* _Exercise instructions_: Every line of the material is to be repeated exactly as it stands.
━━━ Extracted material
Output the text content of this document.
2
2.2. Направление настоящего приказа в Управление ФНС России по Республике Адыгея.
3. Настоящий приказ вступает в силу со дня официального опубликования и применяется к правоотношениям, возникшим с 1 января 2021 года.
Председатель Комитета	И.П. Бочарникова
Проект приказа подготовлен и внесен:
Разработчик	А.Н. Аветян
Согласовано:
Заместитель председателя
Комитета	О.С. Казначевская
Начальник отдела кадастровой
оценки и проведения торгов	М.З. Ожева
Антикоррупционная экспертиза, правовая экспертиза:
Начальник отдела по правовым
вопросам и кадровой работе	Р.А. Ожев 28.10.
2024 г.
━━━━━━
* _Expected answer_:
Output the text content of this document.
2
2.2. Направление настоящего приказа в Управление ФНС России по Республике Адыгея.
3. Настоящий приказ вступает в силу со дня официального опубликования и применяется к правоотношениям, возникшим с 1 января 2021 года.
Председатель Комитета	И.П. Бочарникова
Проект приказа подготовлен и внесен:
Разработчик	А.Н. Аветян
Согласовано:
Заместитель председателя
Комитета	О.С. Казначевская
Начальник отдела кадастровой
оценки и проведения торгов	М.З. Ожева
Антикоррупционная экспертиза, правовая экспертиза:
Начальник отдела по правовым
вопросам и кадровой работе	Р.А. Ожев 28.10.
2024 г.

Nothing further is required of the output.